Every line that includes the word "title" is to be listed.

--- BEGIN DATA LISTING ---

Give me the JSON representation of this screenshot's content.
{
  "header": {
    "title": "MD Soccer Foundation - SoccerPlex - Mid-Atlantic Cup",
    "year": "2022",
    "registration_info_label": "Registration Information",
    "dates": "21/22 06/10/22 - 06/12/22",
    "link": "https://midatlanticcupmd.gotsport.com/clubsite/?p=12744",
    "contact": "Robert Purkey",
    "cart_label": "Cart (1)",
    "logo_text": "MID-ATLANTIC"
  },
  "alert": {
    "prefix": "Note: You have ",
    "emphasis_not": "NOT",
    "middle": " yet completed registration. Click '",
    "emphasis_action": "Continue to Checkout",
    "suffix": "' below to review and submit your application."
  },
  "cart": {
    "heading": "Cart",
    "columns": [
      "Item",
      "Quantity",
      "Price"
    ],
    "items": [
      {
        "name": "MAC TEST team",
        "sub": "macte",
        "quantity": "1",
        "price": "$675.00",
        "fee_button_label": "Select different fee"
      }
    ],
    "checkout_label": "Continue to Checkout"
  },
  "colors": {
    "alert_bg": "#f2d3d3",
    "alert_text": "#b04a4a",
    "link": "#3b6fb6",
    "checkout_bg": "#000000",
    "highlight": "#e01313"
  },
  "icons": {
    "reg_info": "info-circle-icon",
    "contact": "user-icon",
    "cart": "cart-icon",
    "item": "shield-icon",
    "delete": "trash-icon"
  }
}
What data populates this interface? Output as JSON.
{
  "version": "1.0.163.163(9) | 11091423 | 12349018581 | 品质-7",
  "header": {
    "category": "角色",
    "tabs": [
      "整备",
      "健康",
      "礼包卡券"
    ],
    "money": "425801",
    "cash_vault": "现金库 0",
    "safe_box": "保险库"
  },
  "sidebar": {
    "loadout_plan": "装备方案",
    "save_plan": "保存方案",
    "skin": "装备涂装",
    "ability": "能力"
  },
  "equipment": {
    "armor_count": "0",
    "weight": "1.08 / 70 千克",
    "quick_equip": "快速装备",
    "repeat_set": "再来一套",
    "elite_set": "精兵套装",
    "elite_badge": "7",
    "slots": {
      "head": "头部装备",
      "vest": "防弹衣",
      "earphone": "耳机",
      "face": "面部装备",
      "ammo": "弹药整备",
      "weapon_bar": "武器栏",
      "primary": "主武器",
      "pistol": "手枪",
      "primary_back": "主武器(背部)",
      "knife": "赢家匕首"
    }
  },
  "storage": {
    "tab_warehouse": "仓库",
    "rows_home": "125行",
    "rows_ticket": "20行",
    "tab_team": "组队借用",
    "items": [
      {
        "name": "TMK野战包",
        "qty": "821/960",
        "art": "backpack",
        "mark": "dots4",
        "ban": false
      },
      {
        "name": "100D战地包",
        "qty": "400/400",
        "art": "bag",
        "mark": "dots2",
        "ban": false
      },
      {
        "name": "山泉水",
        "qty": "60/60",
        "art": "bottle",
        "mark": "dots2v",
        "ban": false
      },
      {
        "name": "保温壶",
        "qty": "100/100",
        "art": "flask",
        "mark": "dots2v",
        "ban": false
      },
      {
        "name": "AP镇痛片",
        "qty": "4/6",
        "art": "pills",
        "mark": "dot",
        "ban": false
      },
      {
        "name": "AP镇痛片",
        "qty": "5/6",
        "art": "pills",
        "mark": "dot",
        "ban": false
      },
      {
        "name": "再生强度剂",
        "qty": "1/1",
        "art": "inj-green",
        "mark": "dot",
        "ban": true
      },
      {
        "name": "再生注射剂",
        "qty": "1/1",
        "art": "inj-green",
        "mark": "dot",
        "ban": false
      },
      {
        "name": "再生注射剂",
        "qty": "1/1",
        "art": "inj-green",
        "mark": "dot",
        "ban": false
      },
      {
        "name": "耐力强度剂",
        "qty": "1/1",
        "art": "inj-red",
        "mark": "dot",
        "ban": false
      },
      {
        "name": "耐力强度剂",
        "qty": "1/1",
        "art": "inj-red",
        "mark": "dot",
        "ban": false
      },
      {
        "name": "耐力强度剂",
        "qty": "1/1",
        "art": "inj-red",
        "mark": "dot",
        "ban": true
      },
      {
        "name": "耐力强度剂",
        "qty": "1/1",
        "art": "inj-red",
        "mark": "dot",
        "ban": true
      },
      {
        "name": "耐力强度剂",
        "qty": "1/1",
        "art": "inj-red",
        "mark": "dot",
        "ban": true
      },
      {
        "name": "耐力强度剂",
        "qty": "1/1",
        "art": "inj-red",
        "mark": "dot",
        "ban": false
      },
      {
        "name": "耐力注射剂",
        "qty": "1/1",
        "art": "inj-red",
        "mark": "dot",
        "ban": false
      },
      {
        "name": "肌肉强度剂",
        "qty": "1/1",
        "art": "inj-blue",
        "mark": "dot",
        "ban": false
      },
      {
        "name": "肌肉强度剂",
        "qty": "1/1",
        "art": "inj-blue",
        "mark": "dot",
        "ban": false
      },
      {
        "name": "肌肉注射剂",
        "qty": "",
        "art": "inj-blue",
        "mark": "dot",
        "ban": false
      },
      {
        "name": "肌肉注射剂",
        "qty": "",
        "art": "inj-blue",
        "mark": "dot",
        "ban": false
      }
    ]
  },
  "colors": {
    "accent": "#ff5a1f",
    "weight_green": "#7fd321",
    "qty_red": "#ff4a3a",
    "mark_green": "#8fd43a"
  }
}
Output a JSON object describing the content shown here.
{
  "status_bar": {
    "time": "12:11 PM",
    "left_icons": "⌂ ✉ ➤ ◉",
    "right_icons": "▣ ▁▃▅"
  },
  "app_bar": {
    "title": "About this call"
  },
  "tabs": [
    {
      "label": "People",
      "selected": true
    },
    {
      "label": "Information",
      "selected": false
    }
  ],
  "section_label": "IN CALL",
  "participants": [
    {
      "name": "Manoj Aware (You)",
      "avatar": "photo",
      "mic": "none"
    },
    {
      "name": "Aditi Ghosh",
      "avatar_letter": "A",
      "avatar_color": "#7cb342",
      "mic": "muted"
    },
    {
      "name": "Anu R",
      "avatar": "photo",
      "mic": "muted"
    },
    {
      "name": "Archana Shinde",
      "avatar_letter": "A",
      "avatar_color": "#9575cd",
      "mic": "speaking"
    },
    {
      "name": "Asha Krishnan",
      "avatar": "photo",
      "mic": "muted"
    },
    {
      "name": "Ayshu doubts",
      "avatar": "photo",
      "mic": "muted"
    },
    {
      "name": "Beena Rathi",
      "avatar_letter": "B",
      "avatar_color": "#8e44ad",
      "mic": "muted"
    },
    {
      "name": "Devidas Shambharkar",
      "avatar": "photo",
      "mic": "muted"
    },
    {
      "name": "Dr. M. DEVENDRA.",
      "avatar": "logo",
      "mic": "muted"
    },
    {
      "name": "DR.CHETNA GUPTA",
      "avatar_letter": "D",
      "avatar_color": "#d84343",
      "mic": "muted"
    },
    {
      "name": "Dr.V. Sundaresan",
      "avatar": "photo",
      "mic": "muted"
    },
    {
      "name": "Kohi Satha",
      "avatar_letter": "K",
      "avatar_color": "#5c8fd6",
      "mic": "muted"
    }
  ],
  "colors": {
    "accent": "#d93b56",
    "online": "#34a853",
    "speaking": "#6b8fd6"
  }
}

--- END DATA LISTING ---

• [TASK RESPONSE]:
    "title": "MD Soccer Foundation - SoccerPlex - Mid-Atlantic Cup",
    "title": "About this call"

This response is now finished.